Problem details: Give every line of the material again, exactly as written.

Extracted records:
§ §

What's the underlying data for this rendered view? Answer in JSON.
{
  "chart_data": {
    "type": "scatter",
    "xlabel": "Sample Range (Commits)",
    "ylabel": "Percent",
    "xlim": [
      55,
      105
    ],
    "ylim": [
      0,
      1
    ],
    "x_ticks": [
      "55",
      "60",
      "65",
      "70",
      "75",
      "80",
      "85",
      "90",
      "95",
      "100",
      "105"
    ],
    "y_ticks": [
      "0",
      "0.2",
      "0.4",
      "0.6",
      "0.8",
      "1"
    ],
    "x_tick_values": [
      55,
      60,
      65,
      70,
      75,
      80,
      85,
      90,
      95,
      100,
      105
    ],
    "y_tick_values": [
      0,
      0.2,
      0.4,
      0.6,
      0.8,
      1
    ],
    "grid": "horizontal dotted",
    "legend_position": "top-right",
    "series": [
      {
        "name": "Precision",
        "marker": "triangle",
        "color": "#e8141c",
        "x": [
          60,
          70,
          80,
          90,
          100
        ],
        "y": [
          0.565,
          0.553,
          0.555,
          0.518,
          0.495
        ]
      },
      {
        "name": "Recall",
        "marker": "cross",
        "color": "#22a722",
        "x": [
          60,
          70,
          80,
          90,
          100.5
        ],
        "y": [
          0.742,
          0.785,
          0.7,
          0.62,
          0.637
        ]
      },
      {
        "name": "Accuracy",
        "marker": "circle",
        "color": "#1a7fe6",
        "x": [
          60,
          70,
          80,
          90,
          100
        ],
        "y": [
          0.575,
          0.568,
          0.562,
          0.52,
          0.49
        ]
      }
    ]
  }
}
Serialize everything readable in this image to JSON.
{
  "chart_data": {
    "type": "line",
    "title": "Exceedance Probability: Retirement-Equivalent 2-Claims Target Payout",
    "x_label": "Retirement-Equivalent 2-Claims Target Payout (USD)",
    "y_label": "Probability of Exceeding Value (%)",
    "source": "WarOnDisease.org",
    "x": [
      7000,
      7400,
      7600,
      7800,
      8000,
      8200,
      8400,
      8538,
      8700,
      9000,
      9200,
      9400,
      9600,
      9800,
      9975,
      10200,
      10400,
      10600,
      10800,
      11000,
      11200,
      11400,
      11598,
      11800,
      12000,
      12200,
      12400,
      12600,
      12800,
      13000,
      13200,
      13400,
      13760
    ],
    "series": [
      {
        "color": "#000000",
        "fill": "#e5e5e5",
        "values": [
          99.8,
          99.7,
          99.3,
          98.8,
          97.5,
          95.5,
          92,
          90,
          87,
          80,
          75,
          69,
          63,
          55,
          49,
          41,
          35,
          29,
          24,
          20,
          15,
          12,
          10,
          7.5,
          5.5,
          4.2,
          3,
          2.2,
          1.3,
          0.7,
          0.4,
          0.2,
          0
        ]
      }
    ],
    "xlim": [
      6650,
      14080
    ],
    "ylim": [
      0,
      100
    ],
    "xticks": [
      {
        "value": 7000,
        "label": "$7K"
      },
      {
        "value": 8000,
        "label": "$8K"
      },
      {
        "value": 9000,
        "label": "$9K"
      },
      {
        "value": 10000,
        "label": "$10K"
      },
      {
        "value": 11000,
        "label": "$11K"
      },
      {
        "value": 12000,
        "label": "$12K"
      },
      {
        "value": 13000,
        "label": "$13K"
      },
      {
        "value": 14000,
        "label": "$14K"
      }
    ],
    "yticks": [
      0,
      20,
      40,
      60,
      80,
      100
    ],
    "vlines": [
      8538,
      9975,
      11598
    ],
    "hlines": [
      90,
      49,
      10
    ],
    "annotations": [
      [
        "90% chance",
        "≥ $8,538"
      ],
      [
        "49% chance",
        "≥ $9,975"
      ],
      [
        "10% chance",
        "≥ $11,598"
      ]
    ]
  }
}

§ §

Output of the task:
What's the underlying data for this rendered view? Answer in JSON.
{
  "chart_data": {
    "type": "scatter",
    "xlabel": "Sample Range (Commits)",
    "ylabel": "Percent",
    "xlim": [
      55,
      105
    ],
    "ylim": [
      0,
      1
    ],
    "x_ticks": [
      "55",
      "60",
      "65",
      "70",
      "75",
      "80",
      "85",
      "90",
      "95",
      "100",
      "105"
    ],
    "y_ticks": [
      "0",
      "0.2",
      "0.4",
      "0.6",
      "0.8",
      "1"
    ],
    "x_tick_values": [
      55,
      60,
      65,
      70,
      75,
      80,
      85,
      90,
      95,
      100,
      105
    ],
    "y_tick_values": [
      0,
      0.2,
      0.4,
      0.6,
      0.8,
      1
    ],
    "grid": "horizontal dotted",
    "legend_position": "top-right",
    "series": [
      {
        "name": "Precision",
        "marker": "triangle",
        "color": "#e8141c",
        "x": [
          60,
          70,
          80,
          90,
          100
        ],
        "y": [
          0.565,
          0.553,
          0.555,
          0.518,
          0.495
        ]
      },
      {
        "name": "Recall",
        "marker": "cross",
        "color": "#22a722",
        "x": [
          60,
          70,
          80,
          90,
          100.5
        ],
        "y": [
          0.742,
          0.785,
          0.7,
          0.62,
          0.637
        ]
      },
      {
        "name": "Accuracy",
        "marker": "circle",
        "color": "#1a7fe6",
        "x": [
          60,
          70,
          80,
          90,
          100
        ],
        "y": [
          0.575,
          0.568,
          0.562,
          0.52,
          0.49
        ]
      }
    ]
  }
}
Serialize everything readable in this image to JSON.
{
  "chart_data": {
    "type": "line",
    "title": "Exceedance Probability: Retirement-Equivalent 2-Claims Target Payout",
    "x_label": "Retirement-Equivalent 2-Claims Target Payout (USD)",
    "y_label": "Probability of Exceeding Value (%)",
    "source": "WarOnDisease.org",
    "x": [
      7000,
      7400,
      7600,
      7800,
      8000,
      8200,
      8400,
      8538,
      8700,
      9000,
      9200,
      9400,
      9600,
      9800,
      9975,
      10200,
      10400,
      10600,
      10800,
      11000,
      11200,
      11400,
      11598,
      11800,
      12000,
      12200,
      12400,
      12600,
      12800,
      13000,
      13200,
      13400,
      13760
    ],
    "series": [
      {
        "color": "#000000",
        "fill": "#e5e5e5",
        "values": [
          99.8,
          99.7,
          99.3,
          98.8,
          97.5,
          95.5,
          92,
          90,
          87,
          80,
          75,
          69,
          63,
          55,
          49,
          41,
          35,
          29,
          24,
          20,
          15,
          12,
          10,
          7.5,
          5.5,
          4.2,
          3,
          2.2,
          1.3,
          0.7,
          0.4,
          0.2,
          0
        ]
      }
    ],
    "xlim": [
      6650,
      14080
    ],
    "ylim": [
      0,
      100
    ],
    "xticks": [
      {
        "value": 7000,
        "label": "$7K"
      },
      {
        "value": 8000,
        "label": "$8K"
      },
      {
        "value": 9000,
        "label": "$9K"
      },
      {
        "value": 10000,
        "label": "$10K"
      },
      {
        "value": 11000,
        "label": "$11K"
      },
      {
        "value": 12000,
        "label": "$12K"
      },
      {
        "value": 13000,
        "label": "$13K"
      },
      {
        "value": 14000,
        "label": "$14K"
      }
    ],
    "yticks": [
      0,
      20,
      40,
      60,
      80,
      100
    ],
    "vlines": [
      8538,
      9975,
      11598
    ],
    "hlines": [
      90,
      49,
      10
    ],
    "annotations": [
      [
        "90% chance",
        "≥ $8,538"
      ],
      [
        "49% chance",
        "≥ $9,975"
      ],
      [
        "10% chance",
        "≥ $11,598"
      ]
    ]
  }
}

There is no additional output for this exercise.